** Data records **

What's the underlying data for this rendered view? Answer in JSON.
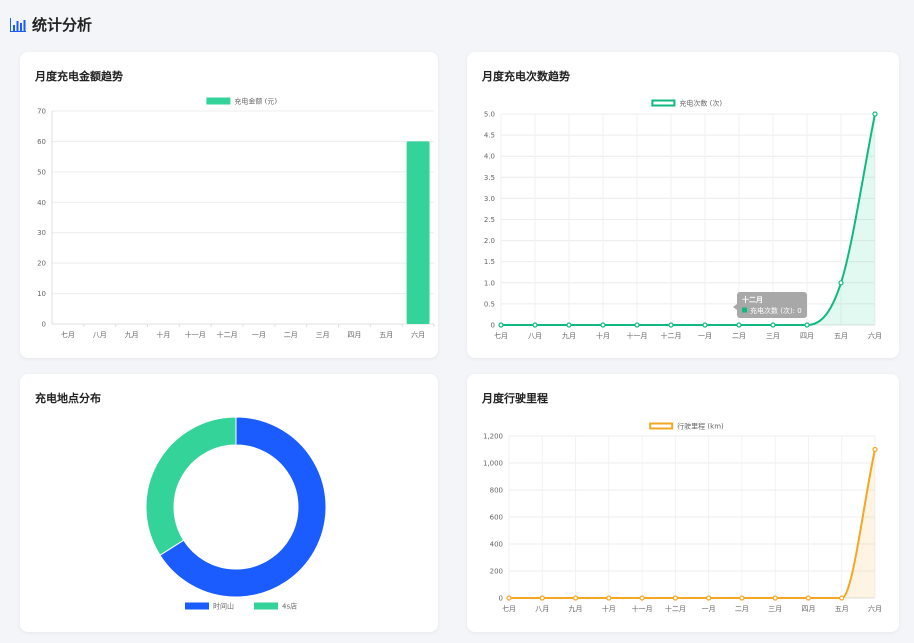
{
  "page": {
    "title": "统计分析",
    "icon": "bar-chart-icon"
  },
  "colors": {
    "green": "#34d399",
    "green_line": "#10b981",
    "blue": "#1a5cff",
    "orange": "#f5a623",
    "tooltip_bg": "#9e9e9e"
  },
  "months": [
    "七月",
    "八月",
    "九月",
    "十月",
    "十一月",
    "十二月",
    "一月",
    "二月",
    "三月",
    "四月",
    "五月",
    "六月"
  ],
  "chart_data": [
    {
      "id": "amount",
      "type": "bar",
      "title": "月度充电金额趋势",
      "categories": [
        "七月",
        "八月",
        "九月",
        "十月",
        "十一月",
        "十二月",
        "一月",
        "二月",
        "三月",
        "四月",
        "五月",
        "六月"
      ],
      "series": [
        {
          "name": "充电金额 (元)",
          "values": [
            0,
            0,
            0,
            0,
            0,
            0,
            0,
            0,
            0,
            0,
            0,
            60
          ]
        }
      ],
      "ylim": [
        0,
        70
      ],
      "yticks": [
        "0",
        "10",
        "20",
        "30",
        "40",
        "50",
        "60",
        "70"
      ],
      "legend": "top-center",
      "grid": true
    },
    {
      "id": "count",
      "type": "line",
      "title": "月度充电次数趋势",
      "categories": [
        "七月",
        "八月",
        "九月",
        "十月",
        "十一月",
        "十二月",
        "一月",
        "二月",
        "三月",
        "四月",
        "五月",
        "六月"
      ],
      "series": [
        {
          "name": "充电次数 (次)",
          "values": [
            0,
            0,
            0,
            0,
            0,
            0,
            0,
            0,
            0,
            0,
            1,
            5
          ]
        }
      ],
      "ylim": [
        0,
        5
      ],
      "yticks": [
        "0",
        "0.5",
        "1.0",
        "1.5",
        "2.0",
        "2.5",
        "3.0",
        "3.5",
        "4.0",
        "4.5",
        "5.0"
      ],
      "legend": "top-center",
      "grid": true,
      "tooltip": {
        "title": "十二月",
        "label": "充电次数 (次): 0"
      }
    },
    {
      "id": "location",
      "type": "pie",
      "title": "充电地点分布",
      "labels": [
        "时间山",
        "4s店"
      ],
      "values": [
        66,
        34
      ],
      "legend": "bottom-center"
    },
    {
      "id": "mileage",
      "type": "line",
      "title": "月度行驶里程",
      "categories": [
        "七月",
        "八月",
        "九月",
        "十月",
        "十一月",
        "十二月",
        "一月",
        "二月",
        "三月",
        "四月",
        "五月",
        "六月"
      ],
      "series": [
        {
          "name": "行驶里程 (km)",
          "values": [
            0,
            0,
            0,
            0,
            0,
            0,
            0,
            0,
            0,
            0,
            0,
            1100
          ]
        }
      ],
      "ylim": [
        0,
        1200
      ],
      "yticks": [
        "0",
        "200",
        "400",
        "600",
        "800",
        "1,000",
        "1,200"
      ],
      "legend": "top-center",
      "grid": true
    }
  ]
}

** Work to be completed **
Quote every line of the records above exactly; no picture is to be copied.

** Reply to the exercise **
What's the underlying data for this rendered view? Answer in JSON.
{
  "page": {
    "title": "统计分析",
    "icon": "bar-chart-icon"
  },
  "colors": {
    "green": "#34d399",
    "green_line": "#10b981",
    "blue": "#1a5cff",
    "orange": "#f5a623",
    "tooltip_bg": "#9e9e9e"
  },
  "months": [
    "七月",
    "八月",
    "九月",
    "十月",
    "十一月",
    "十二月",
    "一月",
    "二月",
    "三月",
    "四月",
    "五月",
    "六月"
  ],
  "chart_data": [
    {
      "id": "amount",
      "type": "bar",
      "title": "月度充电金额趋势",
      "categories": [
        "七月",
        "八月",
        "九月",
        "十月",
        "十一月",
        "十二月",
        "一月",
        "二月",
        "三月",
        "四月",
        "五月",
        "六月"
      ],
      "series": [
        {
          "name": "充电金额 (元)",
          "values": [
            0,
            0,
            0,
            0,
            0,
            0,
            0,
            0,
            0,
            0,
            0,
            60
          ]
        }
      ],
      "ylim": [
        0,
        70
      ],
      "yticks": [
        "0",
        "10",
        "20",
        "30",
        "40",
        "50",
        "60",
        "70"
      ],
      "legend": "top-center",
      "grid": true
    },
    {
      "id": "count",
      "type": "line",
      "title": "月度充电次数趋势",
      "categories": [
        "七月",
        "八月",
        "九月",
        "十月",
        "十一月",
        "十二月",
        "一月",
        "二月",
        "三月",
        "四月",
        "五月",
        "六月"
      ],
      "series": [
        {
          "name": "充电次数 (次)",
          "values": [
            0,
            0,
            0,
            0,
            0,
            0,
            0,
            0,
            0,
            0,
            1,
            5
          ]
        }
      ],
      "ylim": [
        0,
        5
      ],
      "yticks": [
        "0",
        "0.5",
        "1.0",
        "1.5",
        "2.0",
        "2.5",
        "3.0",
        "3.5",
        "4.0",
        "4.5",
        "5.0"
      ],
      "legend": "top-center",
      "grid": true,
      "tooltip": {
        "title": "十二月",
        "label": "充电次数 (次): 0"
      }
    },
    {
      "id": "location",
      "type": "pie",
      "title": "充电地点分布",
      "labels": [
        "时间山",
        "4s店"
      ],
      "values": [
        66,
        34
      ],
      "legend": "bottom-center"
    },
    {
      "id": "mileage",
      "type": "line",
      "title": "月度行驶里程",
      "categories": [
        "七月",
        "八月",
        "九月",
        "十月",
        "十一月",
        "十二月",
        "一月",
        "二月",
        "三月",
        "四月",
        "五月",
        "六月"
      ],
      "series": [
        {
          "name": "行驶里程 (km)",
          "values": [
            0,
            0,
            0,
            0,
            0,
            0,
            0,
            0,
            0,
            0,
            0,
            1100
          ]
        }
      ],
      "ylim": [
        0,
        1200
      ],
      "yticks": [
        "0",
        "200",
        "400",
        "600",
        "800",
        "1,000",
        "1,200"
      ],
      "legend": "top-center",
      "grid": true
    }
  ]
}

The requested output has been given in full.